Directions for this task :: Review the material line by line. Identify and copy every line that contains the string "python".

____ Dataset records

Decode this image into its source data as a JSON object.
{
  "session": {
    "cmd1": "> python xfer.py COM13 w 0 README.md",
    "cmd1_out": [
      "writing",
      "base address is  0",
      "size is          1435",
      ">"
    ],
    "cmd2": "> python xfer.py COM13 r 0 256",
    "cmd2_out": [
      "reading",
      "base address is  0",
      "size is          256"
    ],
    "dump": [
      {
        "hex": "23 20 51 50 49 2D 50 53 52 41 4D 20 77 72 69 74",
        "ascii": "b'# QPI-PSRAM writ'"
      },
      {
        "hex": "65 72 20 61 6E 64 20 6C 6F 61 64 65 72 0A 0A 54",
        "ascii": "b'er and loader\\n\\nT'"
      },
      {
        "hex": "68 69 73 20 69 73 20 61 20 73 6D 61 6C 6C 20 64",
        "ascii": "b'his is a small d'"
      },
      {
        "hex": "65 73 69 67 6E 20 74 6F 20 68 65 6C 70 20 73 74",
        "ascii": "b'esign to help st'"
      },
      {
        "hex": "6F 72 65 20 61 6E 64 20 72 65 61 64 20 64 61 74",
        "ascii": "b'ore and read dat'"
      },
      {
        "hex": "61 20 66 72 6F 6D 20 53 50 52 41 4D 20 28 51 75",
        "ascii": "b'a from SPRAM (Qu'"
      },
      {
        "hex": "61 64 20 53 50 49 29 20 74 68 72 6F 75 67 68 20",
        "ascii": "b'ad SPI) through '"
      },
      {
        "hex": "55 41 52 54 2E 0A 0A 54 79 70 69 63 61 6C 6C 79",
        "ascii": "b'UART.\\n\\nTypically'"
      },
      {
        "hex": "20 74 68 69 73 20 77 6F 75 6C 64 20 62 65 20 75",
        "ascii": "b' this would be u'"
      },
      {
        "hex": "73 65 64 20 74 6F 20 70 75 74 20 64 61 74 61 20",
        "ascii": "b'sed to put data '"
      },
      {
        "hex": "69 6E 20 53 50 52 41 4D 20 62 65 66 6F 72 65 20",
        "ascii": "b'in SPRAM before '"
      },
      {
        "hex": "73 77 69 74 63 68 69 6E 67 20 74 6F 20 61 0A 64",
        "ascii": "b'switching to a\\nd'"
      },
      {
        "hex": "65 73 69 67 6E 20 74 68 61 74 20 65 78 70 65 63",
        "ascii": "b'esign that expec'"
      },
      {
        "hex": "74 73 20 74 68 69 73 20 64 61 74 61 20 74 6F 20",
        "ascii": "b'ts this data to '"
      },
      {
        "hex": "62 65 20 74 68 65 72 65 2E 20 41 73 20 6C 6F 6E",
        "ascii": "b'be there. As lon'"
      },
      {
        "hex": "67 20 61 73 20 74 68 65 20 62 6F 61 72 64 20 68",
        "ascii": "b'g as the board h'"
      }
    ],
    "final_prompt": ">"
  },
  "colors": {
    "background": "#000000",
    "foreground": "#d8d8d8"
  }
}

________

Result for this exercise ::
    "cmd1": "> python xfer.py COM13 w 0 README.md",
    "cmd2": "> python xfer.py COM13 r 0 256",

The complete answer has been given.